— EXERCISE TASK —
Of all the lines in these entries, how many contain the string "вершковъ"? Give only that count.

— INPUT ROWS —
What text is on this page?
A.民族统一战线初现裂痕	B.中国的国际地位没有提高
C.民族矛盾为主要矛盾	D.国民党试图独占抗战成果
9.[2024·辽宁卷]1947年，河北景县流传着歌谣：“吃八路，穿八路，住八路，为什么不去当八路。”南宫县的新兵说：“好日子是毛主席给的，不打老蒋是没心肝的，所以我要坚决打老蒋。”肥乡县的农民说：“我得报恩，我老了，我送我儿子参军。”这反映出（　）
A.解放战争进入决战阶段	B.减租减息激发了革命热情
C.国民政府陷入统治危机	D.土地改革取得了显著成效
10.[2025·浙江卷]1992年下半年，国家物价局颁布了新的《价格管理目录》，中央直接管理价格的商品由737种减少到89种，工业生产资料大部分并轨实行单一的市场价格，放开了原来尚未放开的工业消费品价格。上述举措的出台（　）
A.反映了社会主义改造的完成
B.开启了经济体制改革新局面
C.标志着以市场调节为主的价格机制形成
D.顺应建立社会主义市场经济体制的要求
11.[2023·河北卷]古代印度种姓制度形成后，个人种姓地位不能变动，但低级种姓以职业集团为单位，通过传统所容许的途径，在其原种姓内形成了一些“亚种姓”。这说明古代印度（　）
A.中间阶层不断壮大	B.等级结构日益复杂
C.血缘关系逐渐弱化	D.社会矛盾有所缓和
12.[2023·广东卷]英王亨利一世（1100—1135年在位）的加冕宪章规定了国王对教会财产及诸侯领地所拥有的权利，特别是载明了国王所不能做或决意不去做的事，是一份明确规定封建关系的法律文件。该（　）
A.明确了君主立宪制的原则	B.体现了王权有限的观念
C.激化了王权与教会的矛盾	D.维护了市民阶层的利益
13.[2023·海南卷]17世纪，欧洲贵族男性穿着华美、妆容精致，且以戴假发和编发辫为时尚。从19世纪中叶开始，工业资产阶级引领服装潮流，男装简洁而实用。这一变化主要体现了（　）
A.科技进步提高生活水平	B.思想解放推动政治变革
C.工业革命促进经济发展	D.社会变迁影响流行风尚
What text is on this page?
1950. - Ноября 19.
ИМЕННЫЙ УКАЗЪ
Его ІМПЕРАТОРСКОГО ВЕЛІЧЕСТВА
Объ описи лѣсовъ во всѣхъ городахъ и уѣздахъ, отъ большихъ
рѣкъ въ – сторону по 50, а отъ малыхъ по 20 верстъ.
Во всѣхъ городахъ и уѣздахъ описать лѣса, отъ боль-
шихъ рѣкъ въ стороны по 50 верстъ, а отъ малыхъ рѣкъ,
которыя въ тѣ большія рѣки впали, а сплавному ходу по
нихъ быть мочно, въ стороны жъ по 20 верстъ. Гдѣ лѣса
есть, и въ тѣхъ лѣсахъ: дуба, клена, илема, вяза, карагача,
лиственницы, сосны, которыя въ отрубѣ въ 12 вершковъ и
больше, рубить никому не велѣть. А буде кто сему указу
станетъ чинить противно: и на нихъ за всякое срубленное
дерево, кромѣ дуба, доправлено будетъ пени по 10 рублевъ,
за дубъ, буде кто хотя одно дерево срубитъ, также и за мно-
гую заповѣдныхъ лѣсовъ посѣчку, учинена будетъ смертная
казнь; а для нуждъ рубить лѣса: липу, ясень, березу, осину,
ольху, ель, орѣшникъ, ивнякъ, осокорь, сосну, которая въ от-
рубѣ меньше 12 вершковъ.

— TASK OUTPUT —
2